■ WHAT IS ASKED ■
Copy whichever lines contain the string "Sundance".

■ PROVIDED DATA ■
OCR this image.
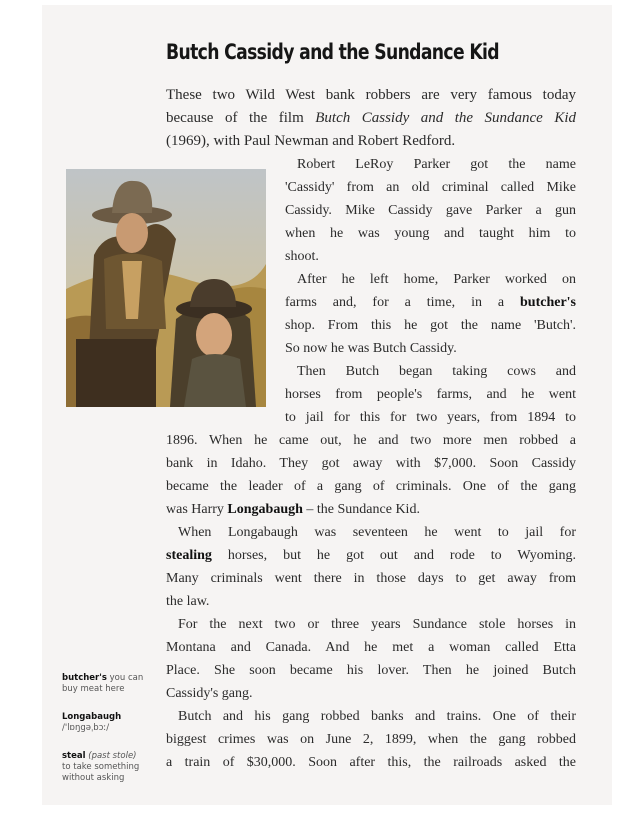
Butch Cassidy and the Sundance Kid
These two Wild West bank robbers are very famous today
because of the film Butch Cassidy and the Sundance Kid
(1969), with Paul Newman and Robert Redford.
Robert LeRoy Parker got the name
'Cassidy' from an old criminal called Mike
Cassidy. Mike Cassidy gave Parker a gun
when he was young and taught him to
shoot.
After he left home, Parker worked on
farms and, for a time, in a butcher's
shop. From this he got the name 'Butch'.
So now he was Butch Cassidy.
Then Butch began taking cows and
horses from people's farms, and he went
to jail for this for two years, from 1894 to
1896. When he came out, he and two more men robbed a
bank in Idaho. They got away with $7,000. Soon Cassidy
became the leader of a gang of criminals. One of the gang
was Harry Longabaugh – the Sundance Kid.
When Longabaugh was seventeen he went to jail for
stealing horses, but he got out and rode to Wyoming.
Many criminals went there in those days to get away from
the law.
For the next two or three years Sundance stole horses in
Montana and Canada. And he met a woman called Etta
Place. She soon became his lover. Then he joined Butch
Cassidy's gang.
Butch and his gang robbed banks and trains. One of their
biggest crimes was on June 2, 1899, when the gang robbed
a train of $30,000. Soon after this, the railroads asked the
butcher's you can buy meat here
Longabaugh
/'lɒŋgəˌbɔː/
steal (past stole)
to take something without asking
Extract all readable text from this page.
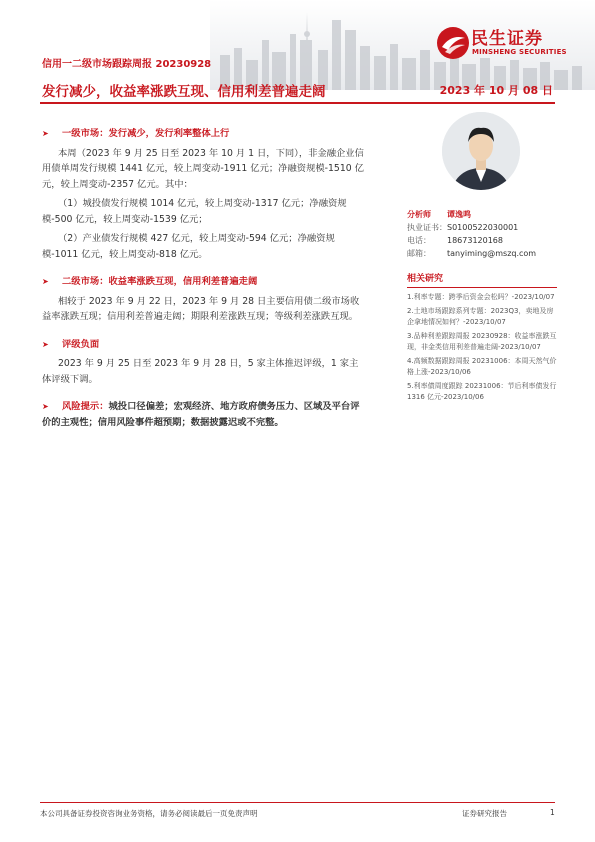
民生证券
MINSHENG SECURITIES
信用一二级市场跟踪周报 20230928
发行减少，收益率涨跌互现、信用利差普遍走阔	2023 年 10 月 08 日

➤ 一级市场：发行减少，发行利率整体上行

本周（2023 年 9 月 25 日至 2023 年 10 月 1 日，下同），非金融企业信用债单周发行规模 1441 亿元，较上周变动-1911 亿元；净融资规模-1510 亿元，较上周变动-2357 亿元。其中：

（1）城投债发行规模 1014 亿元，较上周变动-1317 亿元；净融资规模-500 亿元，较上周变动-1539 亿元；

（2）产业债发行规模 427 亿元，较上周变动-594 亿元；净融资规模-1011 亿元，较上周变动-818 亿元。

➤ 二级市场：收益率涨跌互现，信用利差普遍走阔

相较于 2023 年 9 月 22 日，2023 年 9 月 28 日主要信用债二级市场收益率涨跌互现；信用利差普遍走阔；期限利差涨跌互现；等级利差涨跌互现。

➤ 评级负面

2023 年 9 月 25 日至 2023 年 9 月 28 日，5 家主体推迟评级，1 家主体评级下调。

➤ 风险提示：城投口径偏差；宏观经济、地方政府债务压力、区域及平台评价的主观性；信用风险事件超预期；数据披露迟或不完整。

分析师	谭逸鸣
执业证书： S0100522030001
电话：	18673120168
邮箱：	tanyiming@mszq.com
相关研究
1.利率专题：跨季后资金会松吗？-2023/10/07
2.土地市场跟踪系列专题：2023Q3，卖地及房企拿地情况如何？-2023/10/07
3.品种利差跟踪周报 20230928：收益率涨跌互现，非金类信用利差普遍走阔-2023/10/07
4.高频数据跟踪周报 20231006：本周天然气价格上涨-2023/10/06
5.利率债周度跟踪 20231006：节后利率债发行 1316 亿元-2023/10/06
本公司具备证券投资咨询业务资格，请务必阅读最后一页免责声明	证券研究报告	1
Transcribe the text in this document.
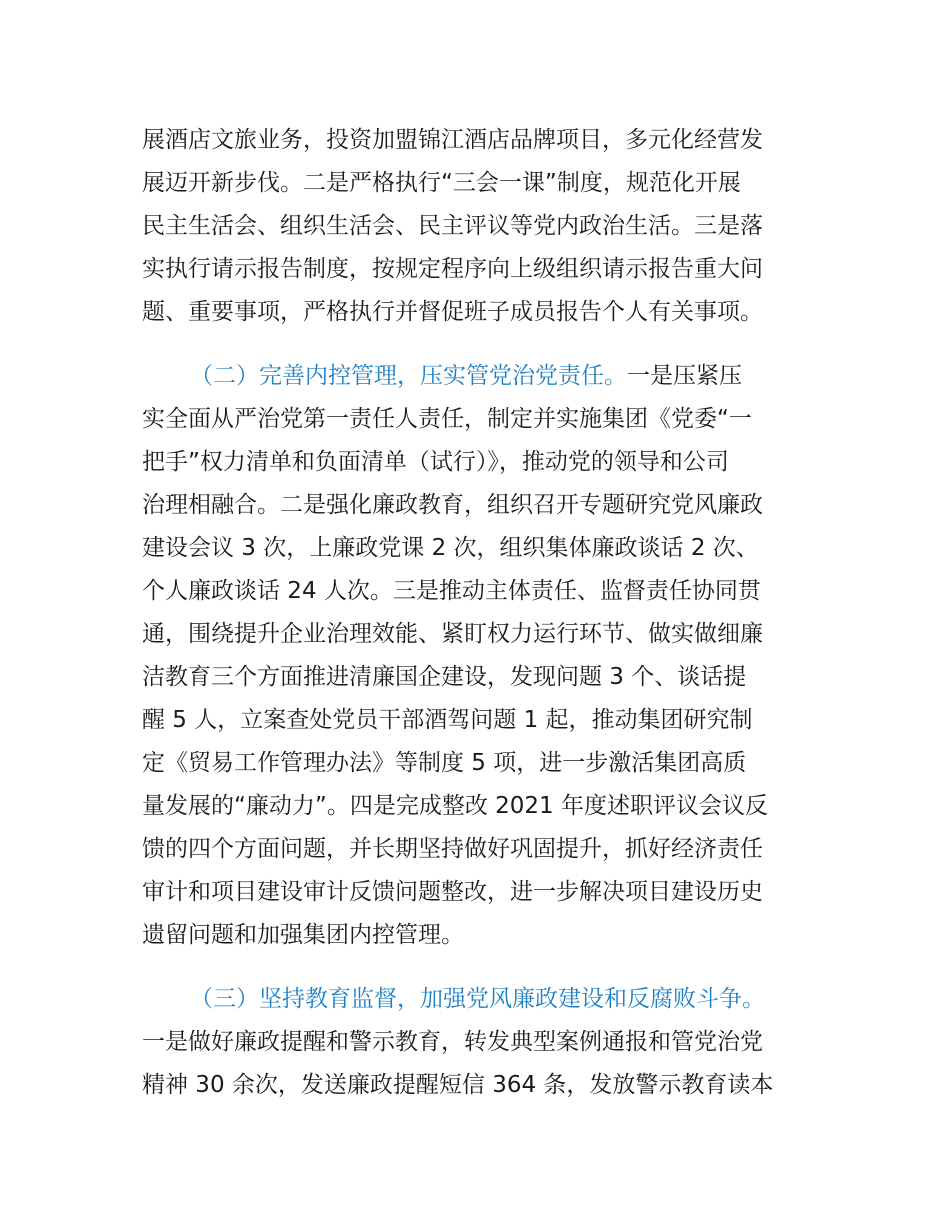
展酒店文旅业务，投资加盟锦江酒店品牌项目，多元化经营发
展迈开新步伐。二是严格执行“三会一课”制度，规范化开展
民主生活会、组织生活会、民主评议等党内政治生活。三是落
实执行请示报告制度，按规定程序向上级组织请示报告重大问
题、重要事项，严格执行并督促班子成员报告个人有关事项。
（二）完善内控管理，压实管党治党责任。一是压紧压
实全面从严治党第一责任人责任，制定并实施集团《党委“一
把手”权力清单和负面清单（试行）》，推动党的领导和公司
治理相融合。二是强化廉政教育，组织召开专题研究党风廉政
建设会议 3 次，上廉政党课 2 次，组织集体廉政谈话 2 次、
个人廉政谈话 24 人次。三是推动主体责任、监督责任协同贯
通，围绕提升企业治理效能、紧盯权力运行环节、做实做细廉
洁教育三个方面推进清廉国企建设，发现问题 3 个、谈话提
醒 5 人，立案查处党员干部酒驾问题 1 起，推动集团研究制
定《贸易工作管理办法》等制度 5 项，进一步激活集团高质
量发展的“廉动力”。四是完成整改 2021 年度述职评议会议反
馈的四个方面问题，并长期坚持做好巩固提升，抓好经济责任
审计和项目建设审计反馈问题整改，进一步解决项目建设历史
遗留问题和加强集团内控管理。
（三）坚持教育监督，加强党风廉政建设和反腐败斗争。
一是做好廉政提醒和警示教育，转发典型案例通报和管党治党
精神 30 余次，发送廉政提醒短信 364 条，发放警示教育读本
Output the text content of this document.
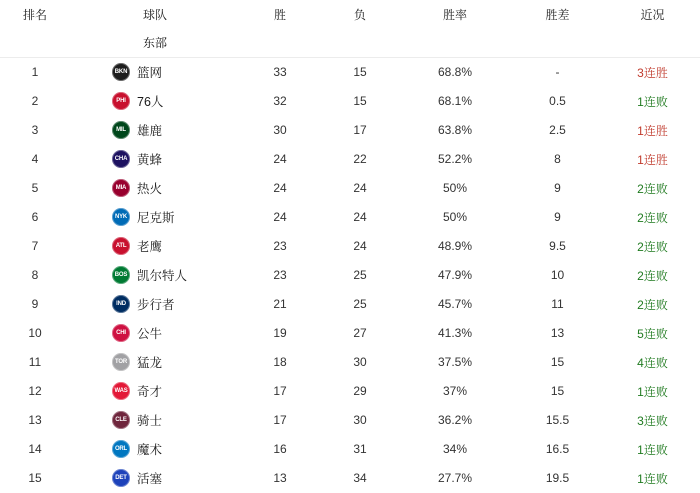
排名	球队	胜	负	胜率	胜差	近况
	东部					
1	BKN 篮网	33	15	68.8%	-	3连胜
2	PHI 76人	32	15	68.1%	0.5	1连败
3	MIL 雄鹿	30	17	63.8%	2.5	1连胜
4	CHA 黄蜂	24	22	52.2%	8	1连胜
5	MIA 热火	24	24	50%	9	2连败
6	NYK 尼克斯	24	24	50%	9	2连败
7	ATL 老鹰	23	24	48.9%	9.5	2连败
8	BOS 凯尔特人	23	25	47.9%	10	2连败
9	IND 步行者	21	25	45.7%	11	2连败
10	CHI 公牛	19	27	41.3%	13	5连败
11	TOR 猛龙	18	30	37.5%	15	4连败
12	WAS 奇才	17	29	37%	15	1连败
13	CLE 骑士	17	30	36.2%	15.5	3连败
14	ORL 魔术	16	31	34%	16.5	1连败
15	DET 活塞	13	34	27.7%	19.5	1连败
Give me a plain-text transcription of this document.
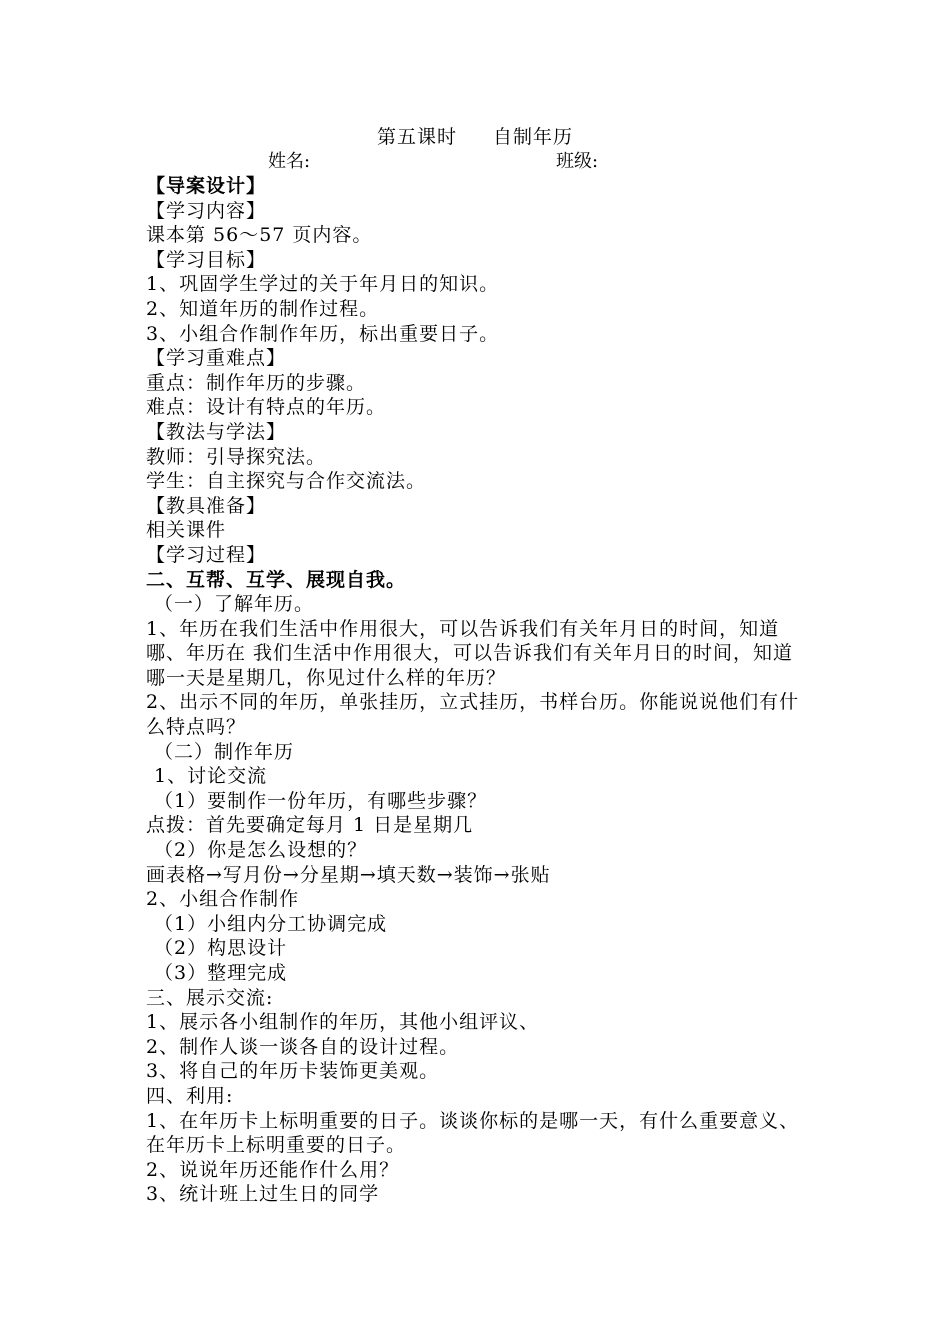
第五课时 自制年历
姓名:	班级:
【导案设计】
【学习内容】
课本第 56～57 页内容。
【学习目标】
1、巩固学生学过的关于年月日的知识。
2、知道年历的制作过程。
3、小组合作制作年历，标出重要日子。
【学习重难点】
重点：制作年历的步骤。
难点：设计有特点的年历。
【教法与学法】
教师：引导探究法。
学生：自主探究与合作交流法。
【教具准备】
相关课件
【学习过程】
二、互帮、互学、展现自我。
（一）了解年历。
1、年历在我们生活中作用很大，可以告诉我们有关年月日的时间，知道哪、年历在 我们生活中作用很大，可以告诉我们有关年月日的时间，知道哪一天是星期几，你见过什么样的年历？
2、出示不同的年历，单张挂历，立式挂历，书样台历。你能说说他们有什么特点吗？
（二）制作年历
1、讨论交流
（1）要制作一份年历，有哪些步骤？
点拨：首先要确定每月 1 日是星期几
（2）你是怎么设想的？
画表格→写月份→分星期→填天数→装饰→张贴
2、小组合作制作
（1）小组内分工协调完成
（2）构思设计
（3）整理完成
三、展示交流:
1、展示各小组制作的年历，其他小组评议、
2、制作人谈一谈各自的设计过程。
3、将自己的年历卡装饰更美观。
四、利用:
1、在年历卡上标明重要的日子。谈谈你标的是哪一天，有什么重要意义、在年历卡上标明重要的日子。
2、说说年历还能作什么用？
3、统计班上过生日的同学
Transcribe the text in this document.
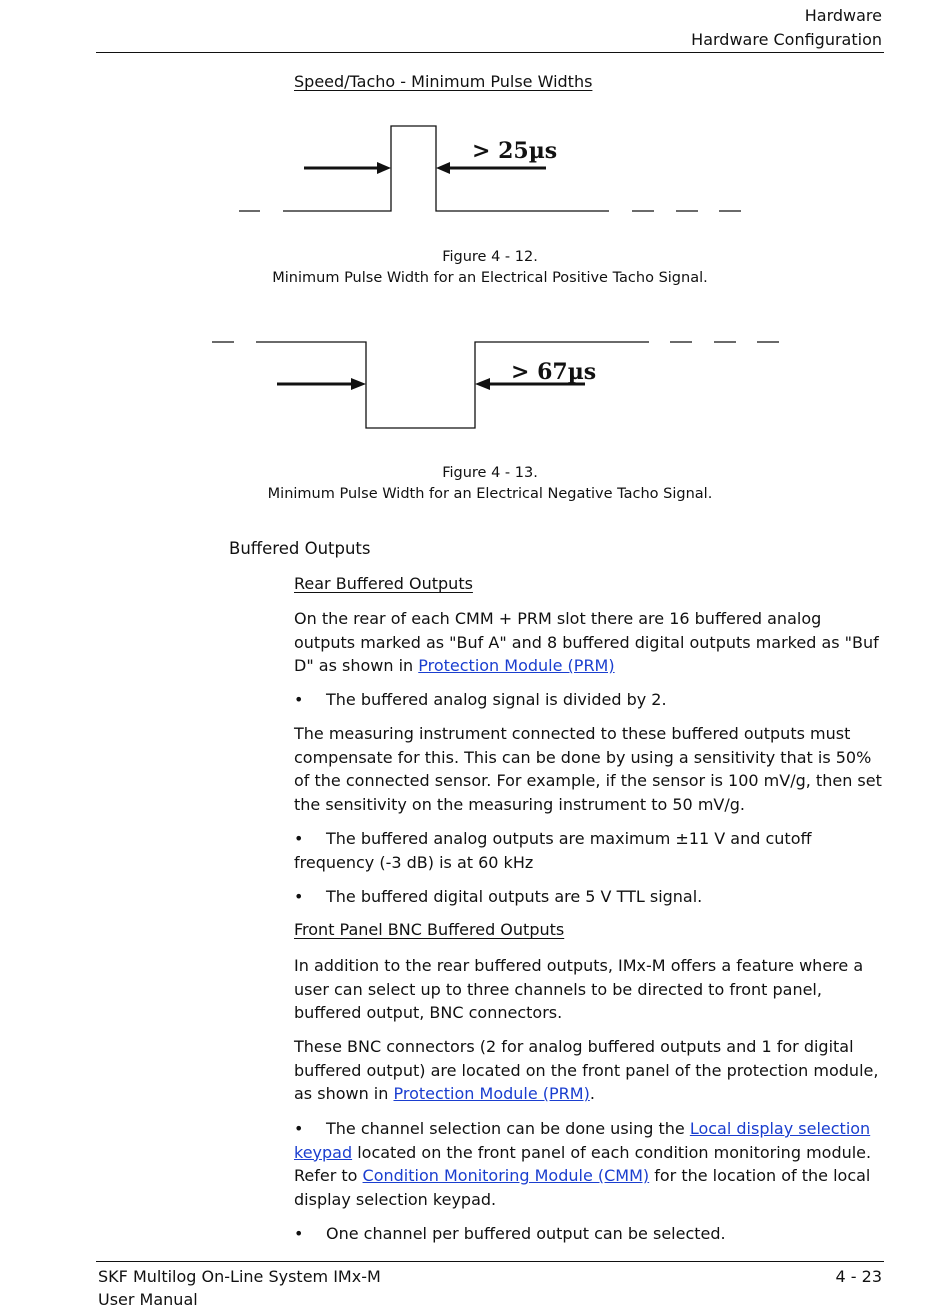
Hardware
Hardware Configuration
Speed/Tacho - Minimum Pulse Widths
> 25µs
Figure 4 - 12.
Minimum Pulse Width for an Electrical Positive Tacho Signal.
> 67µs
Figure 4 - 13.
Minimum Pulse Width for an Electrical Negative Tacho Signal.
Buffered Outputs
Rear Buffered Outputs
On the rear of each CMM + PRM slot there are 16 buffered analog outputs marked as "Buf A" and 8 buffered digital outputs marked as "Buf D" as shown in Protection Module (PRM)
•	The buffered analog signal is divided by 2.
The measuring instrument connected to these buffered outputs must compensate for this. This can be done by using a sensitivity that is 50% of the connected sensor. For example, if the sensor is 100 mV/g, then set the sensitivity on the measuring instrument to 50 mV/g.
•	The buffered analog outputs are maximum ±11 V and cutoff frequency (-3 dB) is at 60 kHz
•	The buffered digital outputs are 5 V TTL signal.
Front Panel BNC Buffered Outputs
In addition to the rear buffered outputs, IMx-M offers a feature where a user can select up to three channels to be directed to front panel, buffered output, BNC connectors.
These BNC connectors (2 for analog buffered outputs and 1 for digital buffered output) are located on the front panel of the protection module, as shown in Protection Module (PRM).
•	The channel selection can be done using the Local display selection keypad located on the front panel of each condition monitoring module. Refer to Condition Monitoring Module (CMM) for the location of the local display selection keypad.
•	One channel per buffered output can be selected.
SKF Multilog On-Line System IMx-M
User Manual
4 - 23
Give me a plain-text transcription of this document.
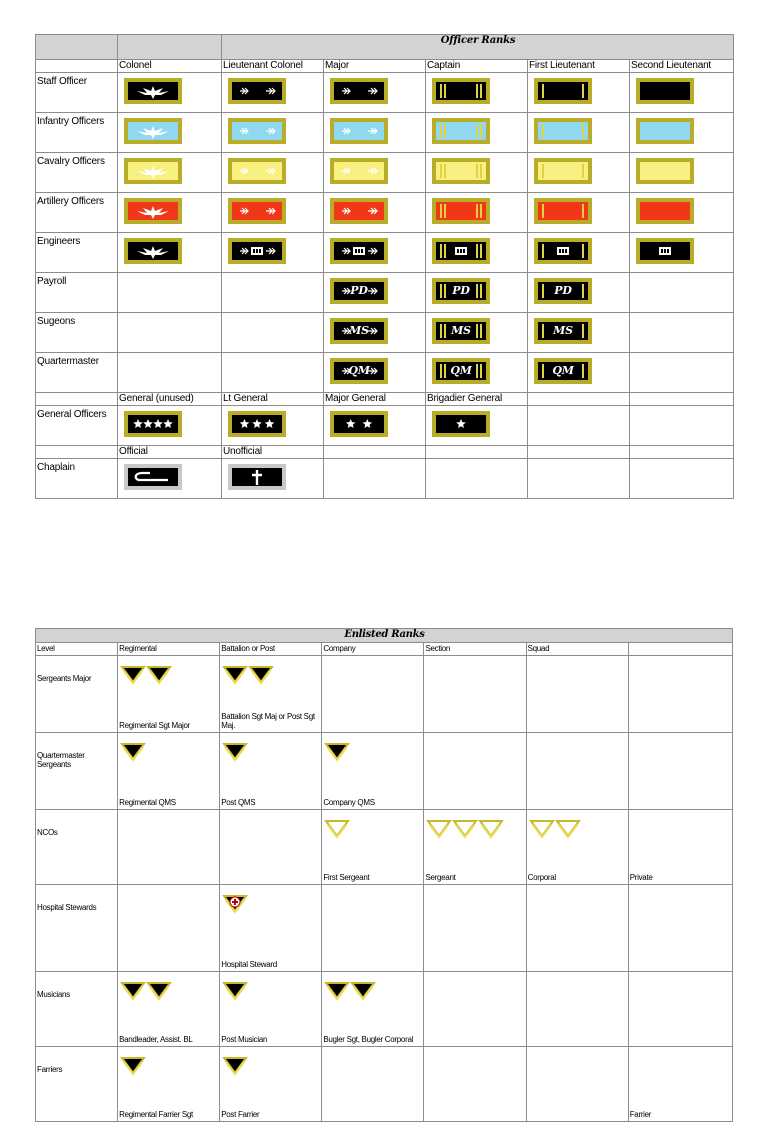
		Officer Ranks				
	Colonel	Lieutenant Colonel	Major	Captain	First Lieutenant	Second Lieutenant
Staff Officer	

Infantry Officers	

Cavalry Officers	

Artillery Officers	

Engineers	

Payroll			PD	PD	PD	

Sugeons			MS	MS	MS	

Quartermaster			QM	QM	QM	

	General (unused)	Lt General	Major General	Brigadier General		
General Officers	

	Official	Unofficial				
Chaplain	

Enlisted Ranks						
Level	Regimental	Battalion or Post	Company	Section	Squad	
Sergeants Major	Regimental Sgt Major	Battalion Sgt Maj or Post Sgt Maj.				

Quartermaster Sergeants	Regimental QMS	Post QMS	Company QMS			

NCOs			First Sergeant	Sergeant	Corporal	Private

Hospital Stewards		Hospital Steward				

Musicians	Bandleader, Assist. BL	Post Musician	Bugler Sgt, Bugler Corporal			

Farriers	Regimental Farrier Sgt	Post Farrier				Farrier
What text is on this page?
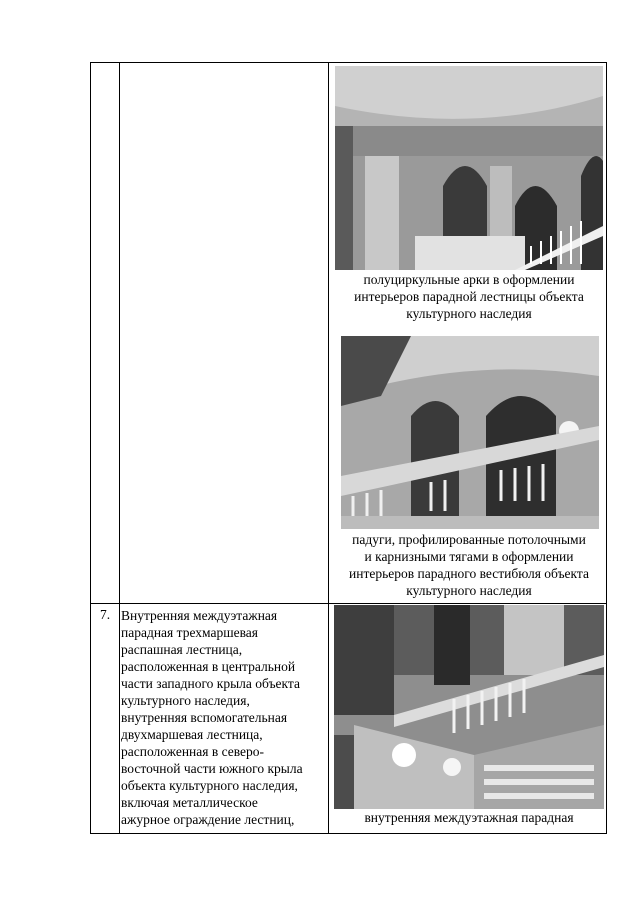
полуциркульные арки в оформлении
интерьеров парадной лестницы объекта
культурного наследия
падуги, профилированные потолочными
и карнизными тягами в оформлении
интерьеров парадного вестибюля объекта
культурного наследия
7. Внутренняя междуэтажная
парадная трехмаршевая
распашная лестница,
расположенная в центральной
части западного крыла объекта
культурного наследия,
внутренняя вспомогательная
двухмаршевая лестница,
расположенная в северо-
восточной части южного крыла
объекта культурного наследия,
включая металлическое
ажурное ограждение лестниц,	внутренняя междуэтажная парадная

■ OUTPUT BELOW ■
Butch Cassidy and the Sundance Kid
because of the film Butch Cassidy and the Sundance Kid
was Harry Longabaugh – the Sundance Kid.
For the next two or three years Sundance stole horses in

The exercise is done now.